:: Work instructions ::
Exactly repeat the material, dropping every picture from the copy.

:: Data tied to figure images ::
————————

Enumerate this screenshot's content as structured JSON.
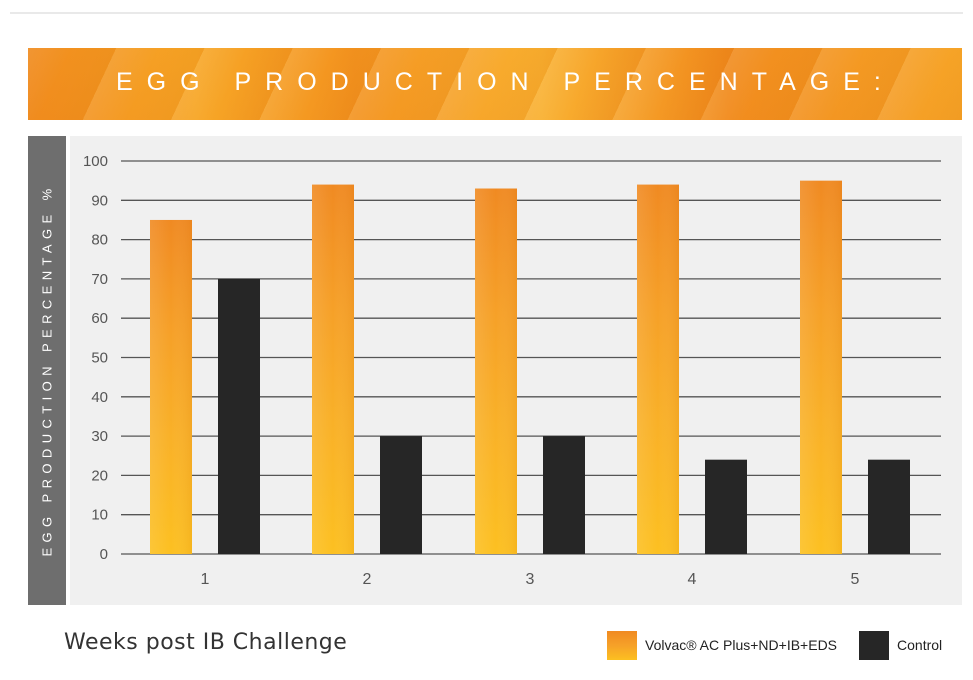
{
  "chart_data": {
    "type": "bar",
    "title": "EGG PRODUCTION PERCENTAGE:",
    "ylabel": "EGG PRODUCTION PERCENTAGE %",
    "xlabel": "Weeks post IB Challenge",
    "categories": [
      "1",
      "2",
      "3",
      "4",
      "5"
    ],
    "series": [
      {
        "name": "Volvac® AC Plus+ND+IB+EDS",
        "values": [
          85,
          94,
          93,
          94,
          95
        ]
      },
      {
        "name": "Control",
        "values": [
          70,
          30,
          30,
          24,
          24
        ]
      }
    ],
    "ylim": [
      0,
      100
    ],
    "yticks": [
      0,
      10,
      20,
      30,
      40,
      50,
      60,
      70,
      80,
      90,
      100
    ],
    "grid": true,
    "legend_position": "bottom-right",
    "colors": {
      "series_1_top": "#f08a22",
      "series_1_bottom": "#fcc021",
      "series_2": "#262626",
      "banner": "#f39a22",
      "ylabel_bar": "#6e6e6e",
      "plot_bg": "#f0f0f0",
      "gridline": "#555555"
    }
  }
}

————————

:: Result below ::
Enumerate this screenshot's content as structured JSON.
{
  "chart_data": {
    "type": "bar",
    "title": "EGG PRODUCTION PERCENTAGE:",
    "ylabel": "EGG PRODUCTION PERCENTAGE %",
    "xlabel": "Weeks post IB Challenge",
    "categories": [
      "1",
      "2",
      "3",
      "4",
      "5"
    ],
    "series": [
      {
        "name": "Volvac® AC Plus+ND+IB+EDS",
        "values": [
          85,
          94,
          93,
          94,
          95
        ]
      },
      {
        "name": "Control",
        "values": [
          70,
          30,
          30,
          24,
          24
        ]
      }
    ],
    "ylim": [
      0,
      100
    ],
    "yticks": [
      0,
      10,
      20,
      30,
      40,
      50,
      60,
      70,
      80,
      90,
      100
    ],
    "grid": true,
    "legend_position": "bottom-right",
    "colors": {
      "series_1_top": "#f08a22",
      "series_1_bottom": "#fcc021",
      "series_2": "#262626",
      "banner": "#f39a22",
      "ylabel_bar": "#6e6e6e",
      "plot_bg": "#f0f0f0",
      "gridline": "#555555"
    }
  }
}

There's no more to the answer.